[STATED GOAL]
Exactly repeat all the records below, omitting the images they hold.

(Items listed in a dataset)
**********
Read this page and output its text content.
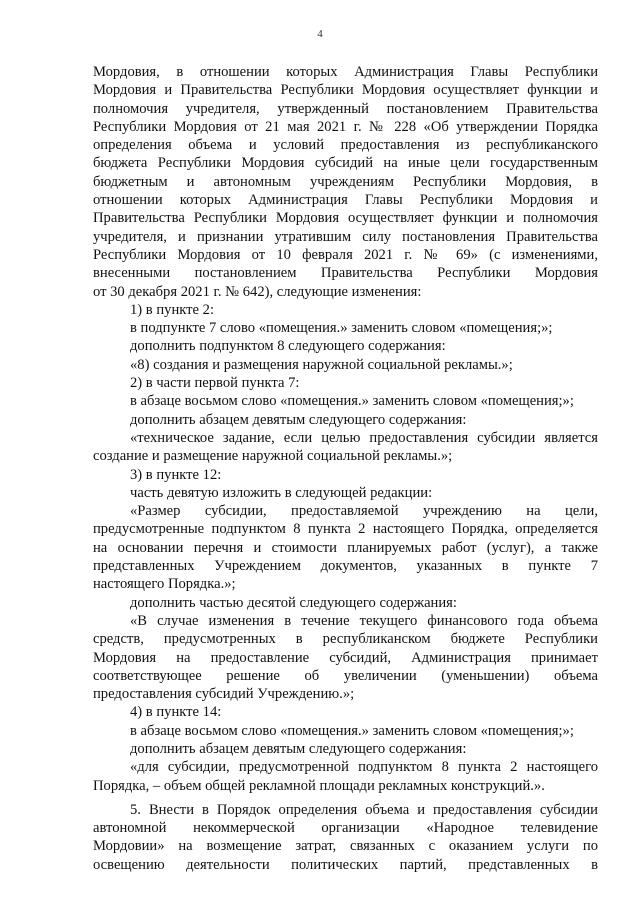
4

Мордовия, в отношении которых Администрация Главы Республики

Мордовия и Правительства Республики Мордовия осуществляет функции и

полномочия учредителя, утвержденный постановлением Правительства

Республики Мордовия от 21 мая 2021 г. № 228 «Об утверждении Порядка

определения объема и условий предоставления из республиканского

бюджета Республики Мордовия субсидий на иные цели государственным

бюджетным и автономным учреждениям Республики Мордовия, в

отношении которых Администрация Главы Республики Мордовия и

Правительства Республики Мордовия осуществляет функции и полномочия

учредителя, и признании утратившим силу постановления Правительства

Республики Мордовия от 10 февраля 2021 г. № 69» (с изменениями,

внесенными постановлением Правительства Республики Мордовия

от 30 декабря 2021 г. № 642), следующие изменения:

1) в пункте 2:

в подпункте 7 слово «помещения.» заменить словом «помещения;»;

дополнить подпунктом 8 следующего содержания:

«8) создания и размещения наружной социальной рекламы.»;

2) в части первой пункта 7:

в абзаце восьмом слово «помещения.» заменить словом «помещения;»;

дополнить абзацем девятым следующего содержания:

«техническое задание, если целью предоставления субсидии является

создание и размещение наружной социальной рекламы.»;

3) в пункте 12:

часть девятую изложить в следующей редакции:

«Размер субсидии, предоставляемой учреждению на цели,

предусмотренные подпунктом 8 пункта 2 настоящего Порядка, определяется

на основании перечня и стоимости планируемых работ (услуг), а также

представленных Учреждением документов, указанных в пункте 7

настоящего Порядка.»;

дополнить частью десятой следующего содержания:

«В случае изменения в течение текущего финансового года объема

средств, предусмотренных в республиканском бюджете Республики

Мордовия на предоставление субсидий, Администрация принимает

соответствующее решение об увеличении (уменьшении) объема

предоставления субсидий Учреждению.»;

4) в пункте 14:

в абзаце восьмом слово «помещения.» заменить словом «помещения;»;

дополнить абзацем девятым следующего содержания:

«для субсидии, предусмотренной подпунктом 8 пункта 2 настоящего

Порядка, – объем общей рекламной площади рекламных конструкций.».

5. Внести в Порядок определения объема и предоставления субсидии

автономной некоммерческой организации «Народное телевидение

Мордовии» на возмещение затрат, связанных с оказанием услуги по

освещению деятельности политических партий, представленных в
**********
[ANSWER TO THE TASK]
Read this page and output its text content.
4

Мордовия, в отношении которых Администрация Главы Республики

Мордовия и Правительства Республики Мордовия осуществляет функции и

полномочия учредителя, утвержденный постановлением Правительства

Республики Мордовия от 21 мая 2021 г. № 228 «Об утверждении Порядка

определения объема и условий предоставления из республиканского

бюджета Республики Мордовия субсидий на иные цели государственным

бюджетным и автономным учреждениям Республики Мордовия, в

отношении которых Администрация Главы Республики Мордовия и

Правительства Республики Мордовия осуществляет функции и полномочия

учредителя, и признании утратившим силу постановления Правительства

Республики Мордовия от 10 февраля 2021 г. № 69» (с изменениями,

внесенными постановлением Правительства Республики Мордовия

от 30 декабря 2021 г. № 642), следующие изменения:

1) в пункте 2:

в подпункте 7 слово «помещения.» заменить словом «помещения;»;

дополнить подпунктом 8 следующего содержания:

«8) создания и размещения наружной социальной рекламы.»;

2) в части первой пункта 7:

в абзаце восьмом слово «помещения.» заменить словом «помещения;»;

дополнить абзацем девятым следующего содержания:

«техническое задание, если целью предоставления субсидии является

создание и размещение наружной социальной рекламы.»;

3) в пункте 12:

часть девятую изложить в следующей редакции:

«Размер субсидии, предоставляемой учреждению на цели,

предусмотренные подпунктом 8 пункта 2 настоящего Порядка, определяется

на основании перечня и стоимости планируемых работ (услуг), а также

представленных Учреждением документов, указанных в пункте 7

настоящего Порядка.»;

дополнить частью десятой следующего содержания:

«В случае изменения в течение текущего финансового года объема

средств, предусмотренных в республиканском бюджете Республики

Мордовия на предоставление субсидий, Администрация принимает

соответствующее решение об увеличении (уменьшении) объема

предоставления субсидий Учреждению.»;

4) в пункте 14:

в абзаце восьмом слово «помещения.» заменить словом «помещения;»;

дополнить абзацем девятым следующего содержания:

«для субсидии, предусмотренной подпунктом 8 пункта 2 настоящего

Порядка, – объем общей рекламной площади рекламных конструкций.».

5. Внести в Порядок определения объема и предоставления субсидии

автономной некоммерческой организации «Народное телевидение

Мордовии» на возмещение затрат, связанных с оказанием услуги по

освещению деятельности политических партий, представленных в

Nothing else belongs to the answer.